Extract every line of the material below and reproduce it faithfully.
———
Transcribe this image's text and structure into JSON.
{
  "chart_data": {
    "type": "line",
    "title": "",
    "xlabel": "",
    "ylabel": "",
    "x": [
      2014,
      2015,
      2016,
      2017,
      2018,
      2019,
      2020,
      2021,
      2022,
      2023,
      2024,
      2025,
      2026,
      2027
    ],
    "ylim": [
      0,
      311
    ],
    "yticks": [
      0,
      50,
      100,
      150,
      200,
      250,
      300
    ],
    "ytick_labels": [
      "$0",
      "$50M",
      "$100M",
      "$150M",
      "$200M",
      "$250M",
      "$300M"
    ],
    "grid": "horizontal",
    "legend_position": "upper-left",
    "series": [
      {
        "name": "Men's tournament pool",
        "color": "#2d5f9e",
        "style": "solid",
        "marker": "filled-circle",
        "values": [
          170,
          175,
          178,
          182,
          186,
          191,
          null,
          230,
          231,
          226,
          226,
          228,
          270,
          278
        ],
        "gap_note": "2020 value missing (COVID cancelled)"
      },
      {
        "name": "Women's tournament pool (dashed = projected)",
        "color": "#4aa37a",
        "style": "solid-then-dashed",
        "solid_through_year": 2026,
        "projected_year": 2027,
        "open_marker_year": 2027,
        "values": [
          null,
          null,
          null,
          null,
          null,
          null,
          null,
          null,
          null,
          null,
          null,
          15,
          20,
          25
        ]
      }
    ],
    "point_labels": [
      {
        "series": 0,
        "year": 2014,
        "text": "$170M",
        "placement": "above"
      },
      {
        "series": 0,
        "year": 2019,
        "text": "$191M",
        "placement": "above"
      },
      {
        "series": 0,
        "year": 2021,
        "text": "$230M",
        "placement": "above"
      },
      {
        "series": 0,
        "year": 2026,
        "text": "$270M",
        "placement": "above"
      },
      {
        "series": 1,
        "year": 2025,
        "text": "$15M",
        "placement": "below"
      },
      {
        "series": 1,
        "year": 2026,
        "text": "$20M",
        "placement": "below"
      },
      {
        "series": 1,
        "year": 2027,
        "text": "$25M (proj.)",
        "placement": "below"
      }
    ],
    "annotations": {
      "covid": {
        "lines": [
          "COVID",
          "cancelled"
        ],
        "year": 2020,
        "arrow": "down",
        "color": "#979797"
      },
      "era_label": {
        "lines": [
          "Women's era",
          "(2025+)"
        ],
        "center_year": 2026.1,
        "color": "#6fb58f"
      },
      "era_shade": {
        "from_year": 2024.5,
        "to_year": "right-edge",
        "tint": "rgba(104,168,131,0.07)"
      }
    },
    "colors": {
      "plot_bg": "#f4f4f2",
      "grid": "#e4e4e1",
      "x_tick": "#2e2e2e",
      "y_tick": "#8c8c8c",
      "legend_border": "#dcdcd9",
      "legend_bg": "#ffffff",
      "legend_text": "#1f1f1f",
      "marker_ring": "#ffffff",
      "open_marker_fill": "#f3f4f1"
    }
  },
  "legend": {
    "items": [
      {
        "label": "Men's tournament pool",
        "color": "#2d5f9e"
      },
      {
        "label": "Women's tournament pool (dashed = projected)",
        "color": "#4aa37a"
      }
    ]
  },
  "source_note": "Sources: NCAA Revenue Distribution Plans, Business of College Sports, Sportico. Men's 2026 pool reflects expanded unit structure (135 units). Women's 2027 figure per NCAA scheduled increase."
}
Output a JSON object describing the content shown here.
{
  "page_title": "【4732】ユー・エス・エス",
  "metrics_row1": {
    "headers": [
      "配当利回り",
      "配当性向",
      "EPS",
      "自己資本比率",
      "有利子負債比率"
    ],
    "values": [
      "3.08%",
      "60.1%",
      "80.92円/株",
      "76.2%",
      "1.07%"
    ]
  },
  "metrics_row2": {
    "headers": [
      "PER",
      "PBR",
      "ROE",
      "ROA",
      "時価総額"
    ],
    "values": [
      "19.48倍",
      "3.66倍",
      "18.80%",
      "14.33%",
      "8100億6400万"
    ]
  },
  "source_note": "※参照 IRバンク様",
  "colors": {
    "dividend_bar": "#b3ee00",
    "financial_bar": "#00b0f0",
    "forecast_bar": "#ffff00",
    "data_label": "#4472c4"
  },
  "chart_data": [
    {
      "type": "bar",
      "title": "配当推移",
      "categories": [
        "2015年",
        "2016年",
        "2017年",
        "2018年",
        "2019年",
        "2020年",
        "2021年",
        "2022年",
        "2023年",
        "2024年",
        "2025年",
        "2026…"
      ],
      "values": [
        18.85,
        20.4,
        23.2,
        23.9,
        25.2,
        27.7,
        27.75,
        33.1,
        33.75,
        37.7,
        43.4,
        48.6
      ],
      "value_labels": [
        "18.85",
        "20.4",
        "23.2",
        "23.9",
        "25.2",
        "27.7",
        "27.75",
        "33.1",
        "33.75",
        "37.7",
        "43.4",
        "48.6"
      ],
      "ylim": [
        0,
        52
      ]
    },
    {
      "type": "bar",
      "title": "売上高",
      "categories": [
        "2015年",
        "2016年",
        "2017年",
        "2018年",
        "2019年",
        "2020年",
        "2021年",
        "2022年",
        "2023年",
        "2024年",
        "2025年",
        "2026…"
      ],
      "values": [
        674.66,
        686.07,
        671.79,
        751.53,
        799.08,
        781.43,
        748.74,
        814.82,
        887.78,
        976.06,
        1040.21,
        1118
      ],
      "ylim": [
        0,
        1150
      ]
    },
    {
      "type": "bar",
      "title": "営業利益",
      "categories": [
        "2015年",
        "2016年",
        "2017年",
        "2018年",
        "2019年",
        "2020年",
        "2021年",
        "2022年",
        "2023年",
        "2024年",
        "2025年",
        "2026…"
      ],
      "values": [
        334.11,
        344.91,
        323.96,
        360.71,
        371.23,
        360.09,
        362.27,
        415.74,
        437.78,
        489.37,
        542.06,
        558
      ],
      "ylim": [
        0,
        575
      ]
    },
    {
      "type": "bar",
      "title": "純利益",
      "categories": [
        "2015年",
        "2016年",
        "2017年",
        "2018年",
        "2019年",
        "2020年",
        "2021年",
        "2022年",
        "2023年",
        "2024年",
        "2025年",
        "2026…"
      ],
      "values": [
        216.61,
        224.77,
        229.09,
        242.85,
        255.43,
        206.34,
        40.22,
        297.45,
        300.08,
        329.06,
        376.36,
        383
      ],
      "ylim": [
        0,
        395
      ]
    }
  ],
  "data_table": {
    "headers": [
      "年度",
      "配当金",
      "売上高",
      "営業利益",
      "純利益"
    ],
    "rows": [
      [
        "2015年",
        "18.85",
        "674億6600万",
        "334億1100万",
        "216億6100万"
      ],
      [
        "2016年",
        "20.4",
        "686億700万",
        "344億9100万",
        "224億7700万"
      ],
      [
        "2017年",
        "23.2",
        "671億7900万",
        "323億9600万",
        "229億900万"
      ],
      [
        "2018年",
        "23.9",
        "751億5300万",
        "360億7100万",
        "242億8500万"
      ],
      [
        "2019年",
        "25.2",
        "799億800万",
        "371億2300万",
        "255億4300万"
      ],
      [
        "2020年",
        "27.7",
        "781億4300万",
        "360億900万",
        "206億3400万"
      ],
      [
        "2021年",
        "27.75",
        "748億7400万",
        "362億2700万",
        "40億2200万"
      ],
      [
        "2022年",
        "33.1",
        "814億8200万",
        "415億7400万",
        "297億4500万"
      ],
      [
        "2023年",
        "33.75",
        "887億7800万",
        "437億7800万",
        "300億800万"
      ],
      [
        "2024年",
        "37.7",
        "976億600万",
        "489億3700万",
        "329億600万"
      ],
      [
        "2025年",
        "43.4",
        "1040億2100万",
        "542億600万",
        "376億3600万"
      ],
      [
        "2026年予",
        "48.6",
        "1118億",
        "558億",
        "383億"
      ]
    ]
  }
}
———
**Task solution**
Transcribe this image's text and structure into JSON.
{
  "chart_data": {
    "type": "line",
    "title": "",
    "xlabel": "",
    "ylabel": "",
    "x": [
      2014,
      2015,
      2016,
      2017,
      2018,
      2019,
      2020,
      2021,
      2022,
      2023,
      2024,
      2025,
      2026,
      2027
    ],
    "ylim": [
      0,
      311
    ],
    "yticks": [
      0,
      50,
      100,
      150,
      200,
      250,
      300
    ],
    "ytick_labels": [
      "$0",
      "$50M",
      "$100M",
      "$150M",
      "$200M",
      "$250M",
      "$300M"
    ],
    "grid": "horizontal",
    "legend_position": "upper-left",
    "series": [
      {
        "name": "Men's tournament pool",
        "color": "#2d5f9e",
        "style": "solid",
        "marker": "filled-circle",
        "values": [
          170,
          175,
          178,
          182,
          186,
          191,
          null,
          230,
          231,
          226,
          226,
          228,
          270,
          278
        ],
        "gap_note": "2020 value missing (COVID cancelled)"
      },
      {
        "name": "Women's tournament pool (dashed = projected)",
        "color": "#4aa37a",
        "style": "solid-then-dashed",
        "solid_through_year": 2026,
        "projected_year": 2027,
        "open_marker_year": 2027,
        "values": [
          null,
          null,
          null,
          null,
          null,
          null,
          null,
          null,
          null,
          null,
          null,
          15,
          20,
          25
        ]
      }
    ],
    "point_labels": [
      {
        "series": 0,
        "year": 2014,
        "text": "$170M",
        "placement": "above"
      },
      {
        "series": 0,
        "year": 2019,
        "text": "$191M",
        "placement": "above"
      },
      {
        "series": 0,
        "year": 2021,
        "text": "$230M",
        "placement": "above"
      },
      {
        "series": 0,
        "year": 2026,
        "text": "$270M",
        "placement": "above"
      },
      {
        "series": 1,
        "year": 2025,
        "text": "$15M",
        "placement": "below"
      },
      {
        "series": 1,
        "year": 2026,
        "text": "$20M",
        "placement": "below"
      },
      {
        "series": 1,
        "year": 2027,
        "text": "$25M (proj.)",
        "placement": "below"
      }
    ],
    "annotations": {
      "covid": {
        "lines": [
          "COVID",
          "cancelled"
        ],
        "year": 2020,
        "arrow": "down",
        "color": "#979797"
      },
      "era_label": {
        "lines": [
          "Women's era",
          "(2025+)"
        ],
        "center_year": 2026.1,
        "color": "#6fb58f"
      },
      "era_shade": {
        "from_year": 2024.5,
        "to_year": "right-edge",
        "tint": "rgba(104,168,131,0.07)"
      }
    },
    "colors": {
      "plot_bg": "#f4f4f2",
      "grid": "#e4e4e1",
      "x_tick": "#2e2e2e",
      "y_tick": "#8c8c8c",
      "legend_border": "#dcdcd9",
      "legend_bg": "#ffffff",
      "legend_text": "#1f1f1f",
      "marker_ring": "#ffffff",
      "open_marker_fill": "#f3f4f1"
    }
  },
  "legend": {
    "items": [
      {
        "label": "Men's tournament pool",
        "color": "#2d5f9e"
      },
      {
        "label": "Women's tournament pool (dashed = projected)",
        "color": "#4aa37a"
      }
    ]
  },
  "source_note": "Sources: NCAA Revenue Distribution Plans, Business of College Sports, Sportico. Men's 2026 pool reflects expanded unit structure (135 units). Women's 2027 figure per NCAA scheduled increase."
}
Output a JSON object describing the content shown here.
{
  "page_title": "【4732】ユー・エス・エス",
  "metrics_row1": {
    "headers": [
      "配当利回り",
      "配当性向",
      "EPS",
      "自己資本比率",
      "有利子負債比率"
    ],
    "values": [
      "3.08%",
      "60.1%",
      "80.92円/株",
      "76.2%",
      "1.07%"
    ]
  },
  "metrics_row2": {
    "headers": [
      "PER",
      "PBR",
      "ROE",
      "ROA",
      "時価総額"
    ],
    "values": [
      "19.48倍",
      "3.66倍",
      "18.80%",
      "14.33%",
      "8100億6400万"
    ]
  },
  "source_note": "※参照 IRバンク様",
  "colors": {
    "dividend_bar": "#b3ee00",
    "financial_bar": "#00b0f0",
    "forecast_bar": "#ffff00",
    "data_label": "#4472c4"
  },
  "chart_data": [
    {
      "type": "bar",
      "title": "配当推移",
      "categories": [
        "2015年",
        "2016年",
        "2017年",
        "2018年",
        "2019年",
        "2020年",
        "2021年",
        "2022年",
        "2023年",
        "2024年",
        "2025年",
        "2026…"
      ],
      "values": [
        18.85,
        20.4,
        23.2,
        23.9,
        25.2,
        27.7,
        27.75,
        33.1,
        33.75,
        37.7,
        43.4,
        48.6
      ],
      "value_labels": [
        "18.85",
        "20.4",
        "23.2",
        "23.9",
        "25.2",
        "27.7",
        "27.75",
        "33.1",
        "33.75",
        "37.7",
        "43.4",
        "48.6"
      ],
      "ylim": [
        0,
        52
      ]
    },
    {
      "type": "bar",
      "title": "売上高",
      "categories": [
        "2015年",
        "2016年",
        "2017年",
        "2018年",
        "2019年",
        "2020年",
        "2021年",
        "2022年",
        "2023年",
        "2024年",
        "2025年",
        "2026…"
      ],
      "values": [
        674.66,
        686.07,
        671.79,
        751.53,
        799.08,
        781.43,
        748.74,
        814.82,
        887.78,
        976.06,
        1040.21,
        1118
      ],
      "ylim": [
        0,
        1150
      ]
    },
    {
      "type": "bar",
      "title": "営業利益",
      "categories": [
        "2015年",
        "2016年",
        "2017年",
        "2018年",
        "2019年",
        "2020年",
        "2021年",
        "2022年",
        "2023年",
        "2024年",
        "2025年",
        "2026…"
      ],
      "values": [
        334.11,
        344.91,
        323.96,
        360.71,
        371.23,
        360.09,
        362.27,
        415.74,
        437.78,
        489.37,
        542.06,
        558
      ],
      "ylim": [
        0,
        575
      ]
    },
    {
      "type": "bar",
      "title": "純利益",
      "categories": [
        "2015年",
        "2016年",
        "2017年",
        "2018年",
        "2019年",
        "2020年",
        "2021年",
        "2022年",
        "2023年",
        "2024年",
        "2025年",
        "2026…"
      ],
      "values": [
        216.61,
        224.77,
        229.09,
        242.85,
        255.43,
        206.34,
        40.22,
        297.45,
        300.08,
        329.06,
        376.36,
        383
      ],
      "ylim": [
        0,
        395
      ]
    }
  ],
  "data_table": {
    "headers": [
      "年度",
      "配当金",
      "売上高",
      "営業利益",
      "純利益"
    ],
    "rows": [
      [
        "2015年",
        "18.85",
        "674億6600万",
        "334億1100万",
        "216億6100万"
      ],
      [
        "2016年",
        "20.4",
        "686億700万",
        "344億9100万",
        "224億7700万"
      ],
      [
        "2017年",
        "23.2",
        "671億7900万",
        "323億9600万",
        "229億900万"
      ],
      [
        "2018年",
        "23.9",
        "751億5300万",
        "360億7100万",
        "242億8500万"
      ],
      [
        "2019年",
        "25.2",
        "799億800万",
        "371億2300万",
        "255億4300万"
      ],
      [
        "2020年",
        "27.7",
        "781億4300万",
        "360億900万",
        "206億3400万"
      ],
      [
        "2021年",
        "27.75",
        "748億7400万",
        "362億2700万",
        "40億2200万"
      ],
      [
        "2022年",
        "33.1",
        "814億8200万",
        "415億7400万",
        "297億4500万"
      ],
      [
        "2023年",
        "33.75",
        "887億7800万",
        "437億7800万",
        "300億800万"
      ],
      [
        "2024年",
        "37.7",
        "976億600万",
        "489億3700万",
        "329億600万"
      ],
      [
        "2025年",
        "43.4",
        "1040億2100万",
        "542億600万",
        "376億3600万"
      ],
      [
        "2026年予",
        "48.6",
        "1118億",
        "558億",
        "383億"
      ]
    ]
  }
}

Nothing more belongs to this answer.